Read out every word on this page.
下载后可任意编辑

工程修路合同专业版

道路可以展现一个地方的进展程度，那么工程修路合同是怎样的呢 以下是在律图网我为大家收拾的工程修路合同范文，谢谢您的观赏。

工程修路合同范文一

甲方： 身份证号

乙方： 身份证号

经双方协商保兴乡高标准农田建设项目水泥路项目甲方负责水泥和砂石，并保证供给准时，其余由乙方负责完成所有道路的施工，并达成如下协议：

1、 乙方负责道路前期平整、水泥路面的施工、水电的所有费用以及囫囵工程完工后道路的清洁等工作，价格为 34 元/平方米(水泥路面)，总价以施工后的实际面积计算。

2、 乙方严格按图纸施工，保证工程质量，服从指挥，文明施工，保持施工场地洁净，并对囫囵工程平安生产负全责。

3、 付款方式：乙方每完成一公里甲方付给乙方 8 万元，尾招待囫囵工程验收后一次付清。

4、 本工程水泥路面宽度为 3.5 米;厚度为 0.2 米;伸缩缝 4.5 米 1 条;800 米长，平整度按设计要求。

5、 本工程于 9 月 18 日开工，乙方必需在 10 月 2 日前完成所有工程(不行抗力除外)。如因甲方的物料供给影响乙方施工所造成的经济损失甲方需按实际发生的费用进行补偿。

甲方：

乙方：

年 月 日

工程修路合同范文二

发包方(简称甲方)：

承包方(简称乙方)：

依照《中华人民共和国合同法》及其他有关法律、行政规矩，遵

**Problem requirements**
Type out the whole listing above again, exactly as it stands.

**Exercise answer**
Read out every word on this page.
下载后可任意编辑

工程修路合同专业版

道路可以展现一个地方的进展程度，那么工程修路合同是怎样的呢 以下是在律图网我为大家收拾的工程修路合同范文，谢谢您的观赏。

工程修路合同范文一

甲方： 身份证号

乙方： 身份证号

经双方协商保兴乡高标准农田建设项目水泥路项目甲方负责水泥和砂石，并保证供给准时，其余由乙方负责完成所有道路的施工，并达成如下协议：

1、 乙方负责道路前期平整、水泥路面的施工、水电的所有费用以及囫囵工程完工后道路的清洁等工作，价格为 34 元/平方米(水泥路面)，总价以施工后的实际面积计算。

2、 乙方严格按图纸施工，保证工程质量，服从指挥，文明施工，保持施工场地洁净，并对囫囵工程平安生产负全责。

3、 付款方式：乙方每完成一公里甲方付给乙方 8 万元，尾招待囫囵工程验收后一次付清。

4、 本工程水泥路面宽度为 3.5 米;厚度为 0.2 米;伸缩缝 4.5 米 1 条;800 米长，平整度按设计要求。

5、 本工程于 9 月 18 日开工，乙方必需在 10 月 2 日前完成所有工程(不行抗力除外)。如因甲方的物料供给影响乙方施工所造成的经济损失甲方需按实际发生的费用进行补偿。

甲方：

乙方：

年 月 日

工程修路合同范文二

发包方(简称甲方)：

承包方(简称乙方)：

依照《中华人民共和国合同法》及其他有关法律、行政规矩，遵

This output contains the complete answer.